High-level overview of groups in RiskSense.
RiskSense Groups serve two main purposes within the platform. Groups provide the ability to create organizational folders within RiskSense, allowing for convenient and logical options for reporting and filtering on subsets of assets and their vulnerabilities. Groups can be configured based any asset commonality, such as device type, location, team, or business unit. Assets can be assigned to multiple groups. As an example, a Windows 2016 Server running MS SQL and housed within the Sunnyvale office could be assigned to the Windows Servers, Databases, and Sunnyvale Office groups.
The second purpose of a group is to serve as a security boundary within the platform. User accounts, just like assets, are assigned to one or more groups. To which groups a user is assigned will dictate the assets and vulnerabilities to which they can view and manipulate, allowing for granular data management and visibility options. Using the Windows 2016 server example mentioned above, that asset would be visible to any user accounts who are members at least one of the groups to which the host is assigned (Windows Servers, Databases, or Sunnyvale Office). If a user is not a member of any of those three groups, that Windows 2016 asset and any vulnerabilities identified in scans of that device will not appear on any of his or her RiskSense dashboards, list views, or filter results. The host and scanner findings will not be included in that user’s total asset or vulnerability counts either, nor will that host’s RS³ calculation have an impact on their overall score.

#####

- **Complete the following**:
#1 Rewrite the paragraph of the RiskSense groups overview that begins "RiskSense Groups serve two main purposes" as a short bulleted list of its main facts.
#2 Pick up the RiskSense groups overview after its last sentence and write the next paragraph.
The data after this point is separate material, unrelated to the RiskSense groups overview.

- **Given data**:
#####

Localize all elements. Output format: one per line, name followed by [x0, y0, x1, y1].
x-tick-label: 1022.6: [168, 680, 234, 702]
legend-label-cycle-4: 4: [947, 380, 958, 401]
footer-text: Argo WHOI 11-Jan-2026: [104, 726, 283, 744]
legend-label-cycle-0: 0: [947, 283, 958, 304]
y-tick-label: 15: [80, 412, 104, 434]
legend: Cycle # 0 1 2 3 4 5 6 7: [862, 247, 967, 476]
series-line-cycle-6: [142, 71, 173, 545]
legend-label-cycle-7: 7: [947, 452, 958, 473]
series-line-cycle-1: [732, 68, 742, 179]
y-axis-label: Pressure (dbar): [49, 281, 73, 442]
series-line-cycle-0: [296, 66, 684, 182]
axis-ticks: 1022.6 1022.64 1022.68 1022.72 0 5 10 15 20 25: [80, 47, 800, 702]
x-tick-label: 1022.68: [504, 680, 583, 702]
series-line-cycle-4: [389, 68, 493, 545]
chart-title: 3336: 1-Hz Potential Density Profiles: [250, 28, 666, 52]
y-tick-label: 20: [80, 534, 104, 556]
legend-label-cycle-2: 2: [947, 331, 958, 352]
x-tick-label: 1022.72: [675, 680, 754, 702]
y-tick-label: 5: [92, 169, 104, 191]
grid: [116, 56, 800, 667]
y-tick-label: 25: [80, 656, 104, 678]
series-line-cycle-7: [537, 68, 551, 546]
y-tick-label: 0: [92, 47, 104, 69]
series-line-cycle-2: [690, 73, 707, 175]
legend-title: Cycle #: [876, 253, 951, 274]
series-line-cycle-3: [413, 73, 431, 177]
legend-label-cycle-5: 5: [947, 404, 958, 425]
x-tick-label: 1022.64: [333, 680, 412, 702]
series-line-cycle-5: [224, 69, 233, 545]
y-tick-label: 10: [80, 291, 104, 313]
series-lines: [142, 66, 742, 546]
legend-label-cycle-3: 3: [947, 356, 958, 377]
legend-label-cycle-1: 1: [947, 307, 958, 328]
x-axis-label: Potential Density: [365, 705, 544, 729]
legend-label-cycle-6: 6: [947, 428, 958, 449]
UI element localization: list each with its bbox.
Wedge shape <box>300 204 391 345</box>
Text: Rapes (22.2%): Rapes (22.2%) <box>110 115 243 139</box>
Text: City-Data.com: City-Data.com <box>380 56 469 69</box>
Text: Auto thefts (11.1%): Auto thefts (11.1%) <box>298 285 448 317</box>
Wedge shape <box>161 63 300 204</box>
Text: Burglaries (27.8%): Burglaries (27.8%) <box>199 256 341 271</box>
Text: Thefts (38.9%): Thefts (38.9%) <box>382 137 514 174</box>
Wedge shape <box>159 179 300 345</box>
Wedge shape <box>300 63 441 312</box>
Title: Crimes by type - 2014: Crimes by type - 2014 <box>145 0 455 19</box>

#####

- **Results by task**:
#1
- Groups act as organizational folders in RiskSense for reporting and filtering on subsets of assets and their vulnerabilities.
- Groups can be based on any shared asset trait, such as device type, location, team, or business unit.
- An asset can belong to more than one group.
- Example: a Windows 2016 Server running MS SQL in the Sunnyvale office could be placed in the Windows Servers, Databases, and Sunnyvale Office groups.

#2
RiskSense recommends creating several groups to move assets into, as new hosts and web applications are brought online within your environment. As the scan files containing fingerprints of the new assets are uploaded into the Platform, newly identified assets are assigned the Default Group within RiskSense. Users can then apply list-view filters for categories such as Host Name, IP Address, and Operating System to gather thew new assets, and then assign to the appropriate group or groups. This leaves the Default Group as a place to easily find new hosts/assets as they are scanned and surfaced in RiskSense.
Group creation, management, and assignment of users to groups can be performed within the Organize > Groups view. Adding assets to or removing assets from groups is conducted within the Manage > Hosts or Manage > Applications list views.